(Saved entries)
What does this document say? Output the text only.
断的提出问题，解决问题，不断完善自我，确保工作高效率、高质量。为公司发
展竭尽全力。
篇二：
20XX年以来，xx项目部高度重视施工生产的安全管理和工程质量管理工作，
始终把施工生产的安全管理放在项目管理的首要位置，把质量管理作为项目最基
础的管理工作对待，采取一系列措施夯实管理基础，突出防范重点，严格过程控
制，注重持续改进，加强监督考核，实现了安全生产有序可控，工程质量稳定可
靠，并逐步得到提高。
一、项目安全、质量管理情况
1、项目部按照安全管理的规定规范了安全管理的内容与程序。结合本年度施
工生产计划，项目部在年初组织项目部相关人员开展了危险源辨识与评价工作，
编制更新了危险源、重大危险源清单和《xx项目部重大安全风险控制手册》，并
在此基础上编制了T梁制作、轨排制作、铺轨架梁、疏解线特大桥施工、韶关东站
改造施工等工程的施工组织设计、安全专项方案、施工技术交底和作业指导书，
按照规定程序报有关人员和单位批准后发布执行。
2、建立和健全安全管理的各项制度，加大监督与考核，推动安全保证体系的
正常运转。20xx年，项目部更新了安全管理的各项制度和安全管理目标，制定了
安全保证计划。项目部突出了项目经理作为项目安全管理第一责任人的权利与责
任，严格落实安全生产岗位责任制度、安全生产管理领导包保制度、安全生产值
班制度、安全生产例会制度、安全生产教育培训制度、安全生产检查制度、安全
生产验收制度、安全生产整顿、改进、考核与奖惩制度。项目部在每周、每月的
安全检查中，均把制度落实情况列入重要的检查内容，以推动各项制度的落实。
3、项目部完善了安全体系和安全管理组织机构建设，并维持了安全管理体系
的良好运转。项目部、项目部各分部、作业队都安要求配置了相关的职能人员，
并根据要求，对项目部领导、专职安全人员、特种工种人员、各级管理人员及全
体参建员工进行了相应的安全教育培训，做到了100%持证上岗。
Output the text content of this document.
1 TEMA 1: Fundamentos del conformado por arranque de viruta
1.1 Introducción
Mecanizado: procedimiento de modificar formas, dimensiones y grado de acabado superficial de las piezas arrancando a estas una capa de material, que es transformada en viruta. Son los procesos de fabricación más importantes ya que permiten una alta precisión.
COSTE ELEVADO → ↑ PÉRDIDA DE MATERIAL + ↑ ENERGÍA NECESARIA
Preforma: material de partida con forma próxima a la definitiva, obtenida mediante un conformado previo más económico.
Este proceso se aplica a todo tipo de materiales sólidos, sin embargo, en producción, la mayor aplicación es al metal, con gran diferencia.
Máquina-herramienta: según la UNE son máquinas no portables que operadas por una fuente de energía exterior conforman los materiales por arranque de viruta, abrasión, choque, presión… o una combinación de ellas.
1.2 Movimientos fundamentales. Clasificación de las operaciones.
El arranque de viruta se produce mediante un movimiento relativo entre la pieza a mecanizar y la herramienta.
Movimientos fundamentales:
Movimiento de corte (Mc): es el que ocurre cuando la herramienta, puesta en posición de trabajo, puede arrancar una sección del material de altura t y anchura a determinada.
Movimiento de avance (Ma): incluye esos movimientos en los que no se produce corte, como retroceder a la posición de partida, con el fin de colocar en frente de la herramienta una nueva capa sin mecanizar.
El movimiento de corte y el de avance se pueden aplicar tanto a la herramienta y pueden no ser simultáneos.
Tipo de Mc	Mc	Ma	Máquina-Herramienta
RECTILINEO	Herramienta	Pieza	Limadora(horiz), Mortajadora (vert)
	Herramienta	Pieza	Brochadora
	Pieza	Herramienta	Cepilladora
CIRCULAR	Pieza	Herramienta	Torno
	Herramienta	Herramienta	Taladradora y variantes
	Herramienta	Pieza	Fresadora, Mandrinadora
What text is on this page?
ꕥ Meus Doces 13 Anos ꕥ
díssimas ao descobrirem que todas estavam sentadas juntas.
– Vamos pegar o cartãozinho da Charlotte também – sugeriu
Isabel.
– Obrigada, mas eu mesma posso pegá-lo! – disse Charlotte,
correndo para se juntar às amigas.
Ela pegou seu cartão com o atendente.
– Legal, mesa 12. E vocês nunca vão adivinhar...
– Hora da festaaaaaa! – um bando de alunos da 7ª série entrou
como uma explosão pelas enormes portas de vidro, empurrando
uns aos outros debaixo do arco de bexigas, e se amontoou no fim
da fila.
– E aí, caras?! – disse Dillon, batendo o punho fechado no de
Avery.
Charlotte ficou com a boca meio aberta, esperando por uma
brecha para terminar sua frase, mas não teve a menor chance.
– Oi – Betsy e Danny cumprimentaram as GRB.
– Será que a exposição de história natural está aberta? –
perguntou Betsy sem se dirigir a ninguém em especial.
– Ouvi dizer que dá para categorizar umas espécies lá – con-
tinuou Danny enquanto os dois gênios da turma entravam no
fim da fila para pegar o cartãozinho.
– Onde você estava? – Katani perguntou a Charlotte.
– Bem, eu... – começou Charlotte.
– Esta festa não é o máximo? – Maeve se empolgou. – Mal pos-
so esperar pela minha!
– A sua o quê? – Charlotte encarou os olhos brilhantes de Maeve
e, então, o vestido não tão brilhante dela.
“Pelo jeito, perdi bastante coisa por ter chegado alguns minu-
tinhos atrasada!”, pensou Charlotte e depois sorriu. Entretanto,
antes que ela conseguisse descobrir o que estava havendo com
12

» Exercise brief:
Show every line from the entries above in which "fila" appears.

» Final result:
da fila.
fim da fila para pegar o cartãozinho.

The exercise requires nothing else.